## What is needed
Resume the article on Brandon Sanderson's Kickstarter campaign, picking up right after its final sentence.

It takes a village

The wild success of Brandon Sanderson's Kickstarter holds lessons for building a resilient fan community

It takes a village
Image: Brandon Sanderson

"I can no longer live with this secret." Brandon Sanderson sent out a serious-looking email to his newsletter subscribers the other day, linking to a video with an ominous headline: "It's time to come clean."

Fortunately for his fans, the entire thing was a bit of coy misdirection: an announcement that he'd written five novels in the time freed up because of the COVID-19 lockdown, and that he was publishing four of them through Kickstarter. His campaign, Surprise! Four Secret Novels by Brandon Sanderson, has since smashed Kickstarter's records, garnering $27 million dollars since its launch, and prompting more than a little chatter about what it means for the future of publishing and reading.  

Watching the news, I feel like there's one big lesson here: the wild success of his Kickstarter is a good demonstration of not only the power of one author's particular branding and fan community, but that publishers can likely play a larger role in helping an author grow that community.


In his Kickstarter video, Sanderson explained that COVID-19 left him with a big chunk of time that would have otherwise been devoted to travel, around 70-100 days out of the year. "Suddenly, I had time again," he said. With that newfound time, he began writing some stories for his own enjoyment and for his wife.

## Information
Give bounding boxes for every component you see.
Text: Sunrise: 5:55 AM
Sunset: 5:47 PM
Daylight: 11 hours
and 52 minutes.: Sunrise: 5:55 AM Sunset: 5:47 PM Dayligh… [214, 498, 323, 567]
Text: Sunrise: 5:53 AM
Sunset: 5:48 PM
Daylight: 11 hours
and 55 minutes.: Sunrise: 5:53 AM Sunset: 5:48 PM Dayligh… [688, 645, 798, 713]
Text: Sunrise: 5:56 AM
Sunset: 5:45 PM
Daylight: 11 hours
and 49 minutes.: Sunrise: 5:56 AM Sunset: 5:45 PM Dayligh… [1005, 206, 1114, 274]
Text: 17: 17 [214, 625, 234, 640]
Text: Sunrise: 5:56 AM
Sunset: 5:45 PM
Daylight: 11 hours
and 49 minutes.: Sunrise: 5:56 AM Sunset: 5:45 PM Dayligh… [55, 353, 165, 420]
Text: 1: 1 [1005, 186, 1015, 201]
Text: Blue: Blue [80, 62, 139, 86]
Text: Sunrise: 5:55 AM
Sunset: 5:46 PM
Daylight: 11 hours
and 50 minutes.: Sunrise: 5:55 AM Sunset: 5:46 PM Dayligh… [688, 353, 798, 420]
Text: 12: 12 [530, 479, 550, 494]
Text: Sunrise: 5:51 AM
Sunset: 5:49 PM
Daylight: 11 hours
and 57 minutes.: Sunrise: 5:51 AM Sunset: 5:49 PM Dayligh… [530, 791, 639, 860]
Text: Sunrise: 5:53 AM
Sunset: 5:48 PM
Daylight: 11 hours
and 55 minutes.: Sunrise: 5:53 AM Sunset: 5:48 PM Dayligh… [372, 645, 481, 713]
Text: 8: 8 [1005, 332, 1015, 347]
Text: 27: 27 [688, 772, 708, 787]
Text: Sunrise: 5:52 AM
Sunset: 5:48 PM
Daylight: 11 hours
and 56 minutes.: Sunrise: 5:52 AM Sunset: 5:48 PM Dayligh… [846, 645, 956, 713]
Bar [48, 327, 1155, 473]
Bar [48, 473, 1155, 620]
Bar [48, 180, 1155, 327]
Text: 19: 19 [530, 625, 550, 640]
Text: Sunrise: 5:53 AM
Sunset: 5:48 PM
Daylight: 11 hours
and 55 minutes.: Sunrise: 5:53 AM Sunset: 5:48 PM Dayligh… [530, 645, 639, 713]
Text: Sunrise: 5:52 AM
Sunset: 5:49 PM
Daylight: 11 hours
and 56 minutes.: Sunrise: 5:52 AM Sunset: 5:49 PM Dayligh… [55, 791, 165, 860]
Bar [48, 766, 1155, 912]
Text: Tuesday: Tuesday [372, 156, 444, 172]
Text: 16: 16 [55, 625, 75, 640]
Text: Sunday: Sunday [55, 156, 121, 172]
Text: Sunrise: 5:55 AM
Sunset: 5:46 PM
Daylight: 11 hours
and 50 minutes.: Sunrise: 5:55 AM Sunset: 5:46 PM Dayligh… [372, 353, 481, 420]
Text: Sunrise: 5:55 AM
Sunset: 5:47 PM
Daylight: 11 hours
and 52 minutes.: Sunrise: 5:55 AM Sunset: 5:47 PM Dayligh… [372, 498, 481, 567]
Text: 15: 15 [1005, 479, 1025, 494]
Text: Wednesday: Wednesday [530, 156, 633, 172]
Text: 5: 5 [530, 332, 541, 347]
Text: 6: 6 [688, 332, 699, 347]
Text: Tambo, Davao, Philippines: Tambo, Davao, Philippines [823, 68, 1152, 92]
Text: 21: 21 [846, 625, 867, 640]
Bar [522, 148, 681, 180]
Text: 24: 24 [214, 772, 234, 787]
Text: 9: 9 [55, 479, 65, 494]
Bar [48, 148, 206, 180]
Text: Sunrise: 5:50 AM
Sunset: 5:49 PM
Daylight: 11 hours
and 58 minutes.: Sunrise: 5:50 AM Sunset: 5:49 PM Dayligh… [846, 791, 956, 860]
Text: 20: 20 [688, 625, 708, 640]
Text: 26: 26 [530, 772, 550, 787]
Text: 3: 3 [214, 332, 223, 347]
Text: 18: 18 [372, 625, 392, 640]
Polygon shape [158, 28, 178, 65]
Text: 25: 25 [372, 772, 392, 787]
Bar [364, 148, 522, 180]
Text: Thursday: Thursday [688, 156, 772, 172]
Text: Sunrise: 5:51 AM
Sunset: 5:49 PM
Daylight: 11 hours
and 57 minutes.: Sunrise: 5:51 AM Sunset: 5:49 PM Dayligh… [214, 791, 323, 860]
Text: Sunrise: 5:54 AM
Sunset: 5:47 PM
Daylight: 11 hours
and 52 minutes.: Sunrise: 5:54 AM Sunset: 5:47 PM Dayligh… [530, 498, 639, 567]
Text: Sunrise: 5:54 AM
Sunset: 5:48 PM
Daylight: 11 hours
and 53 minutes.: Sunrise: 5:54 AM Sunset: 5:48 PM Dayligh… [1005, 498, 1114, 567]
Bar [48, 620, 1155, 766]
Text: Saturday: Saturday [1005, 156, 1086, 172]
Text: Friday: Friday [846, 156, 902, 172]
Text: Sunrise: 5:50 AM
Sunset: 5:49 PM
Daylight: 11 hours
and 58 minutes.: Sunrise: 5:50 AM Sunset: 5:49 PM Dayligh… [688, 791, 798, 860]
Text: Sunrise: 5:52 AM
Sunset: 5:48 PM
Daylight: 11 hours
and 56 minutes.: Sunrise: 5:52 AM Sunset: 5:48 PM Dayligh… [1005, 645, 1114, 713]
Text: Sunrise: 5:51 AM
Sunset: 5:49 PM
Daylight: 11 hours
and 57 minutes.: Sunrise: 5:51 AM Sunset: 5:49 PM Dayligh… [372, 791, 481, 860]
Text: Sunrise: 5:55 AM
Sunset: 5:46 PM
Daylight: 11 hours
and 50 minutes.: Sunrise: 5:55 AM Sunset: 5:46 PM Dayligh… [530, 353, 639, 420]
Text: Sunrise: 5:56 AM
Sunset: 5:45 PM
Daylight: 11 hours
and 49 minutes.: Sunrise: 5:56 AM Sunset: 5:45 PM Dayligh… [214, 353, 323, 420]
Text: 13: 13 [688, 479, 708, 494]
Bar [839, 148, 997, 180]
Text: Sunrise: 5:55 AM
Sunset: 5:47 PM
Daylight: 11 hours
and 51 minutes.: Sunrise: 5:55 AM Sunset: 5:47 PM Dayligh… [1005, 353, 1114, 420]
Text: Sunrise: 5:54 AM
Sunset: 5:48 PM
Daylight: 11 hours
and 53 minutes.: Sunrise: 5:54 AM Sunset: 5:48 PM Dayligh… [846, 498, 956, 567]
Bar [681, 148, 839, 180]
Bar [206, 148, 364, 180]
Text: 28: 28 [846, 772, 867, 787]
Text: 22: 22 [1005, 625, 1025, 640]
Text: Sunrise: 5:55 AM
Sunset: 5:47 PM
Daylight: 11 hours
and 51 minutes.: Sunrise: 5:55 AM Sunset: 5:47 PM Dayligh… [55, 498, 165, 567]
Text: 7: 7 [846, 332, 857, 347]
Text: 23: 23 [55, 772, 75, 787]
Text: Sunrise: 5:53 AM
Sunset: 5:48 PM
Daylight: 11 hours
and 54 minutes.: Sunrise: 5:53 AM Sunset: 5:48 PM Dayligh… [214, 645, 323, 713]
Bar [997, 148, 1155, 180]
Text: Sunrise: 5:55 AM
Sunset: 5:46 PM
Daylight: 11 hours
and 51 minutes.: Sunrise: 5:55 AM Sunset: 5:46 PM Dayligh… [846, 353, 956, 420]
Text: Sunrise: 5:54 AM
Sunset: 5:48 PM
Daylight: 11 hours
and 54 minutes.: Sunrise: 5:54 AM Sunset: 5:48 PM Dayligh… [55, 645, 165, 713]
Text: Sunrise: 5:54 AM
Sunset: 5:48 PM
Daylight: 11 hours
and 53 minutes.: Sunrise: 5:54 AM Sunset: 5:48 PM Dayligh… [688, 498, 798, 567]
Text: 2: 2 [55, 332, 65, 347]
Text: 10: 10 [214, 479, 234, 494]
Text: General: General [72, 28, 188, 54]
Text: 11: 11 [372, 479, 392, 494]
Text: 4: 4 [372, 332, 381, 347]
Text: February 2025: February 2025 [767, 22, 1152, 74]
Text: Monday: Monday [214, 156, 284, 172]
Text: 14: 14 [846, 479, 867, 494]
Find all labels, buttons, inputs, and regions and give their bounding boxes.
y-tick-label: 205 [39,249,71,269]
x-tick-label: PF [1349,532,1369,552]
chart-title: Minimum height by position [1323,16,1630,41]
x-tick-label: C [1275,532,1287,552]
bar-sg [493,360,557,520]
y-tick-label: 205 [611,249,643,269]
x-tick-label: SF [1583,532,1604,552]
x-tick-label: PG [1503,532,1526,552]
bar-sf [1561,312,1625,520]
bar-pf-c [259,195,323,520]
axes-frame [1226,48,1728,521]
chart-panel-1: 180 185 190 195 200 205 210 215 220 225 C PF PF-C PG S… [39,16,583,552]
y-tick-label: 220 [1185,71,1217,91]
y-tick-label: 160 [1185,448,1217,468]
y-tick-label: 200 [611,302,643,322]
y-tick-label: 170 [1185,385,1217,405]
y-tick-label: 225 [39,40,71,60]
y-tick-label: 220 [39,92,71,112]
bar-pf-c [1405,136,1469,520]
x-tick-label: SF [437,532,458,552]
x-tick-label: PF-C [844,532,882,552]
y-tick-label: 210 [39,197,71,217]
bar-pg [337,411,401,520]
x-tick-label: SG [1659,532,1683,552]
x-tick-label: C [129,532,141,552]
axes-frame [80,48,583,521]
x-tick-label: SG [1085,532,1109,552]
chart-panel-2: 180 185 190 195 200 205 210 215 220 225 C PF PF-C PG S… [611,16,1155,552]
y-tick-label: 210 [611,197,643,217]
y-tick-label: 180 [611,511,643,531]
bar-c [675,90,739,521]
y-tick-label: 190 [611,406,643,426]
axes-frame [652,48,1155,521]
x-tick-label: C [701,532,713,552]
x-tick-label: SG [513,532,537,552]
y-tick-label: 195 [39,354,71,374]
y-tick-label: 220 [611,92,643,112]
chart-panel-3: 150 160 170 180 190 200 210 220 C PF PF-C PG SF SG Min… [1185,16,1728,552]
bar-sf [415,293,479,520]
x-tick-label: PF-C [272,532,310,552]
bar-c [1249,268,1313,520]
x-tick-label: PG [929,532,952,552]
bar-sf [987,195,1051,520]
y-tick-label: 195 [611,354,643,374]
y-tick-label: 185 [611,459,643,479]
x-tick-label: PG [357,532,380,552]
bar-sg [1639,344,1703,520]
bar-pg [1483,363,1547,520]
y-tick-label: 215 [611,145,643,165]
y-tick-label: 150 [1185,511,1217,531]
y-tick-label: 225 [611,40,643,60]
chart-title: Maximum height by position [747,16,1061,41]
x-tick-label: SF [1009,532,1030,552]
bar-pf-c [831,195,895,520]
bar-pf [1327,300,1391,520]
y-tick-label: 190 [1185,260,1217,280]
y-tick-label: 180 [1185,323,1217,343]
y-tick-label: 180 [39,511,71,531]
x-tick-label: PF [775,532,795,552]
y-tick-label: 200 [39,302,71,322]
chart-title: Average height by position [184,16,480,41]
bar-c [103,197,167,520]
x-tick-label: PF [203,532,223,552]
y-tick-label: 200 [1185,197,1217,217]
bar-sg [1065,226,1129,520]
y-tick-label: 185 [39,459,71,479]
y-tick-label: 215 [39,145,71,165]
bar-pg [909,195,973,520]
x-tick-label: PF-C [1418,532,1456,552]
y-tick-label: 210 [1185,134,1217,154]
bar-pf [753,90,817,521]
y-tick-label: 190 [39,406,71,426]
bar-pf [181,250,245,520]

## Answer section
The result is a book that he started writing as a gift for his wife, and he found that experience — writing a book with no expectations or publishing plans or audience — liberating. "The process rejuvenated me," he explained, and after presenting the book to his wife, she encouraged him to publish it for his readers.

That wasn't the only book: he went on to pull a clown-car's worth of manuscripts from out of frame, noting that he'd had plenty of years for stories over the years, but his commitments to his larger series meant that he couldn't devote the time to explore them. With the COVID lockdowns, he had that time, and explained that he wrote four additional novels. "I might have gone a little overboard, because I've written five extra novels in the last two years. I know, don't roll your eyes at me, you deal with isolation and quarantine in your way, I'll deal with it in mine."

He's opted to self-publish four of those books (the fifth, a middle-grade, is one that he's evaluating). Three of those books are in his Cosmere universe, and the fourth is one that stands alone.

Sanderson's kept most of the details about the books secret, noting that he'd like fans to go into them blind, although he will host some previews on his YouTube channel moving forward. Through the Kickstarter, he'll be releasing them in audio, digital, and hard cover editions, each of which will be available at various backer levels. He'll also be offering up bundled packages of all editions, and what he's calling "A Year of Sanderson", a series of 12 boxes that contain not only the books, but additional, themed swag boxes.

Already, he's raked in more than $27 million for his efforts, with more than 117,000 backers pledging their support. It's an unprecedented success.